• [Data provided]:
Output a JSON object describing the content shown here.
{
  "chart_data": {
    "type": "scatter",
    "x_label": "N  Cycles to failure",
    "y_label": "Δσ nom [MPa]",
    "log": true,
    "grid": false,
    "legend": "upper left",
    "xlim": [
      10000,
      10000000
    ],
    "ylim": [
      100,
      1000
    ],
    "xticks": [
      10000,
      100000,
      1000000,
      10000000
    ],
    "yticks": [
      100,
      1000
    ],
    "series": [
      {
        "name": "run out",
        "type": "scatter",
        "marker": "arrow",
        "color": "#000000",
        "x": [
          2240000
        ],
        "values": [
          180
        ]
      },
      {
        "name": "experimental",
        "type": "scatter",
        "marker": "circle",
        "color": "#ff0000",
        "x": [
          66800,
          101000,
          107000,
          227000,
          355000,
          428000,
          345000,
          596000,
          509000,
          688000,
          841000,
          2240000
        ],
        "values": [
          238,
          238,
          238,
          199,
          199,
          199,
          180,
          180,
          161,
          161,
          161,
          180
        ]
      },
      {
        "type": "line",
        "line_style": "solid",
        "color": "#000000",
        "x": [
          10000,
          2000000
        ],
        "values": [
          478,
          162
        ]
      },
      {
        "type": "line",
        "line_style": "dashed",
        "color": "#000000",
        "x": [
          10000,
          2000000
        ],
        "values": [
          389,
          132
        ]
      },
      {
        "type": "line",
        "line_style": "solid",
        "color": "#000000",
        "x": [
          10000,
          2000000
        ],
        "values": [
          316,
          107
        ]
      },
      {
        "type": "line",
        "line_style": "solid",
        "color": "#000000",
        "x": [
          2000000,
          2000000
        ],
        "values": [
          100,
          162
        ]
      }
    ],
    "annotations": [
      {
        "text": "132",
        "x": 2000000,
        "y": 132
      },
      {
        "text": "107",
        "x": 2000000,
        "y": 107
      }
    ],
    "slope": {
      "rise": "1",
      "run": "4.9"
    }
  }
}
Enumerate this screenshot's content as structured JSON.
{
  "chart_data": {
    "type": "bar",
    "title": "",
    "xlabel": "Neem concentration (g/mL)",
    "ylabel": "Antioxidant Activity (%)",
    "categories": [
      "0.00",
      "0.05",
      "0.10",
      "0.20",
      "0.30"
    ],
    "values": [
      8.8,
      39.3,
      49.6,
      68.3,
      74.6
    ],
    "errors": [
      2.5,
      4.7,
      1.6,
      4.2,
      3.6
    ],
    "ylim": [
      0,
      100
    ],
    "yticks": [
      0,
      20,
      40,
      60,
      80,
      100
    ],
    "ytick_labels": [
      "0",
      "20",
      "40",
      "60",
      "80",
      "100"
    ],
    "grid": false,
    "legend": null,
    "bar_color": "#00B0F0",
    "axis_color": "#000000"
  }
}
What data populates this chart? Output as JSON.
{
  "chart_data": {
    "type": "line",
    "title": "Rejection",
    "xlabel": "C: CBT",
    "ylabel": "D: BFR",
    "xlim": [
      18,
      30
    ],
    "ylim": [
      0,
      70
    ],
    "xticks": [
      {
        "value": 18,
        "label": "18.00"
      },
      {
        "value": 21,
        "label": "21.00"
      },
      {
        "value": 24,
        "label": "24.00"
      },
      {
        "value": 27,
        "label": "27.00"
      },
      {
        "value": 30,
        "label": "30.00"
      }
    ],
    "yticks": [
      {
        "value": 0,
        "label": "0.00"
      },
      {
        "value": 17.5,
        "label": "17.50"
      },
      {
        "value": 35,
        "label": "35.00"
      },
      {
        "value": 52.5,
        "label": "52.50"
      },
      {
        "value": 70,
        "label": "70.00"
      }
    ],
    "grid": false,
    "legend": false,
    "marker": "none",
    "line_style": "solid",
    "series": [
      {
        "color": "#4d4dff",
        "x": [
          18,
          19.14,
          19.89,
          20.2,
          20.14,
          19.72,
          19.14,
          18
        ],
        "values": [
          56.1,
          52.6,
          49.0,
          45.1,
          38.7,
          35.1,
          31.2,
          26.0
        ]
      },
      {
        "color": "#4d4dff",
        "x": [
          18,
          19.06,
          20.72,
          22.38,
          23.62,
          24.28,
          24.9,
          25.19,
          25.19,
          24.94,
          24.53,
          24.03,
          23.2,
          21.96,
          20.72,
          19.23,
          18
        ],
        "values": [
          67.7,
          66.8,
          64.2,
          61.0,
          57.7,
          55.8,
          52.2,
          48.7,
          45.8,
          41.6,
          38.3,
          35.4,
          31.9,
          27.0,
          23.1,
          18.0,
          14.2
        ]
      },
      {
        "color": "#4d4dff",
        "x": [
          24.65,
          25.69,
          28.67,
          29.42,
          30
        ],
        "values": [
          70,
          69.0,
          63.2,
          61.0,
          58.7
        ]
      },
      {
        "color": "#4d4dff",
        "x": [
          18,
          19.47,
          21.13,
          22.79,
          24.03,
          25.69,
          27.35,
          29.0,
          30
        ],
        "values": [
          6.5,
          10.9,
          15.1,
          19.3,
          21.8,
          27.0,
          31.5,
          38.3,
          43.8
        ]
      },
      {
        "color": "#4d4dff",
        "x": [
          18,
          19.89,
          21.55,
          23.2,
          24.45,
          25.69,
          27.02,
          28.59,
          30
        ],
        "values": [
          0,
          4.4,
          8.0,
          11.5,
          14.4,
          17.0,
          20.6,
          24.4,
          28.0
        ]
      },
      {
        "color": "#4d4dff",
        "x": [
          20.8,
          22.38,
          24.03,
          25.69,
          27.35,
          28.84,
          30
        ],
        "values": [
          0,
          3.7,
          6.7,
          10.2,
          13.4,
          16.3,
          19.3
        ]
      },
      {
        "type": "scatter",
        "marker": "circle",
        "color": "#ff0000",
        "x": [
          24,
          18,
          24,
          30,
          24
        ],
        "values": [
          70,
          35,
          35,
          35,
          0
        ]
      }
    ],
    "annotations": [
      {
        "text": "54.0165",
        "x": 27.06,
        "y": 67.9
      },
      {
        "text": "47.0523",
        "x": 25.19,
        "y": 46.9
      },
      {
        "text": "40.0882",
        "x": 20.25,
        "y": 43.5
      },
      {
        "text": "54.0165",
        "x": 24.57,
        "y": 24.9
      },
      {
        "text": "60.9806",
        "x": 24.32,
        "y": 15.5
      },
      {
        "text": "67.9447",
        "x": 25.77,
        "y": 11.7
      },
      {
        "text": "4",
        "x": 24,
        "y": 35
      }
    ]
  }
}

• [Work required]: Output the data above exactly, please, line for line.

• [Solved problem]:
Output a JSON object describing the content shown here.
{
  "chart_data": {
    "type": "scatter",
    "x_label": "N  Cycles to failure",
    "y_label": "Δσ nom [MPa]",
    "log": true,
    "grid": false,
    "legend": "upper left",
    "xlim": [
      10000,
      10000000
    ],
    "ylim": [
      100,
      1000
    ],
    "xticks": [
      10000,
      100000,
      1000000,
      10000000
    ],
    "yticks": [
      100,
      1000
    ],
    "series": [
      {
        "name": "run out",
        "type": "scatter",
        "marker": "arrow",
        "color": "#000000",
        "x": [
          2240000
        ],
        "values": [
          180
        ]
      },
      {
        "name": "experimental",
        "type": "scatter",
        "marker": "circle",
        "color": "#ff0000",
        "x": [
          66800,
          101000,
          107000,
          227000,
          355000,
          428000,
          345000,
          596000,
          509000,
          688000,
          841000,
          2240000
        ],
        "values": [
          238,
          238,
          238,
          199,
          199,
          199,
          180,
          180,
          161,
          161,
          161,
          180
        ]
      },
      {
        "type": "line",
        "line_style": "solid",
        "color": "#000000",
        "x": [
          10000,
          2000000
        ],
        "values": [
          478,
          162
        ]
      },
      {
        "type": "line",
        "line_style": "dashed",
        "color": "#000000",
        "x": [
          10000,
          2000000
        ],
        "values": [
          389,
          132
        ]
      },
      {
        "type": "line",
        "line_style": "solid",
        "color": "#000000",
        "x": [
          10000,
          2000000
        ],
        "values": [
          316,
          107
        ]
      },
      {
        "type": "line",
        "line_style": "solid",
        "color": "#000000",
        "x": [
          2000000,
          2000000
        ],
        "values": [
          100,
          162
        ]
      }
    ],
    "annotations": [
      {
        "text": "132",
        "x": 2000000,
        "y": 132
      },
      {
        "text": "107",
        "x": 2000000,
        "y": 107
      }
    ],
    "slope": {
      "rise": "1",
      "run": "4.9"
    }
  }
}
Enumerate this screenshot's content as structured JSON.
{
  "chart_data": {
    "type": "bar",
    "title": "",
    "xlabel": "Neem concentration (g/mL)",
    "ylabel": "Antioxidant Activity (%)",
    "categories": [
      "0.00",
      "0.05",
      "0.10",
      "0.20",
      "0.30"
    ],
    "values": [
      8.8,
      39.3,
      49.6,
      68.3,
      74.6
    ],
    "errors": [
      2.5,
      4.7,
      1.6,
      4.2,
      3.6
    ],
    "ylim": [
      0,
      100
    ],
    "yticks": [
      0,
      20,
      40,
      60,
      80,
      100
    ],
    "ytick_labels": [
      "0",
      "20",
      "40",
      "60",
      "80",
      "100"
    ],
    "grid": false,
    "legend": null,
    "bar_color": "#00B0F0",
    "axis_color": "#000000"
  }
}
What data populates this chart? Output as JSON.
{
  "chart_data": {
    "type": "line",
    "title": "Rejection",
    "xlabel": "C: CBT",
    "ylabel": "D: BFR",
    "xlim": [
      18,
      30
    ],
    "ylim": [
      0,
      70
    ],
    "xticks": [
      {
        "value": 18,
        "label": "18.00"
      },
      {
        "value": 21,
        "label": "21.00"
      },
      {
        "value": 24,
        "label": "24.00"
      },
      {
        "value": 27,
        "label": "27.00"
      },
      {
        "value": 30,
        "label": "30.00"
      }
    ],
    "yticks": [
      {
        "value": 0,
        "label": "0.00"
      },
      {
        "value": 17.5,
        "label": "17.50"
      },
      {
        "value": 35,
        "label": "35.00"
      },
      {
        "value": 52.5,
        "label": "52.50"
      },
      {
        "value": 70,
        "label": "70.00"
      }
    ],
    "grid": false,
    "legend": false,
    "marker": "none",
    "line_style": "solid",
    "series": [
      {
        "color": "#4d4dff",
        "x": [
          18,
          19.14,
          19.89,
          20.2,
          20.14,
          19.72,
          19.14,
          18
        ],
        "values": [
          56.1,
          52.6,
          49.0,
          45.1,
          38.7,
          35.1,
          31.2,
          26.0
        ]
      },
      {
        "color": "#4d4dff",
        "x": [
          18,
          19.06,
          20.72,
          22.38,
          23.62,
          24.28,
          24.9,
          25.19,
          25.19,
          24.94,
          24.53,
          24.03,
          23.2,
          21.96,
          20.72,
          19.23,
          18
        ],
        "values": [
          67.7,
          66.8,
          64.2,
          61.0,
          57.7,
          55.8,
          52.2,
          48.7,
          45.8,
          41.6,
          38.3,
          35.4,
          31.9,
          27.0,
          23.1,
          18.0,
          14.2
        ]
      },
      {
        "color": "#4d4dff",
        "x": [
          24.65,
          25.69,
          28.67,
          29.42,
          30
        ],
        "values": [
          70,
          69.0,
          63.2,
          61.0,
          58.7
        ]
      },
      {
        "color": "#4d4dff",
        "x": [
          18,
          19.47,
          21.13,
          22.79,
          24.03,
          25.69,
          27.35,
          29.0,
          30
        ],
        "values": [
          6.5,
          10.9,
          15.1,
          19.3,
          21.8,
          27.0,
          31.5,
          38.3,
          43.8
        ]
      },
      {
        "color": "#4d4dff",
        "x": [
          18,
          19.89,
          21.55,
          23.2,
          24.45,
          25.69,
          27.02,
          28.59,
          30
        ],
        "values": [
          0,
          4.4,
          8.0,
          11.5,
          14.4,
          17.0,
          20.6,
          24.4,
          28.0
        ]
      },
      {
        "color": "#4d4dff",
        "x": [
          20.8,
          22.38,
          24.03,
          25.69,
          27.35,
          28.84,
          30
        ],
        "values": [
          0,
          3.7,
          6.7,
          10.2,
          13.4,
          16.3,
          19.3
        ]
      },
      {
        "type": "scatter",
        "marker": "circle",
        "color": "#ff0000",
        "x": [
          24,
          18,
          24,
          30,
          24
        ],
        "values": [
          70,
          35,
          35,
          35,
          0
        ]
      }
    ],
    "annotations": [
      {
        "text": "54.0165",
        "x": 27.06,
        "y": 67.9
      },
      {
        "text": "47.0523",
        "x": 25.19,
        "y": 46.9
      },
      {
        "text": "40.0882",
        "x": 20.25,
        "y": 43.5
      },
      {
        "text": "54.0165",
        "x": 24.57,
        "y": 24.9
      },
      {
        "text": "60.9806",
        "x": 24.32,
        "y": 15.5
      },
      {
        "text": "67.9447",
        "x": 25.77,
        "y": 11.7
      },
      {
        "text": "4",
        "x": 24,
        "y": 35
      }
    ]
  }
}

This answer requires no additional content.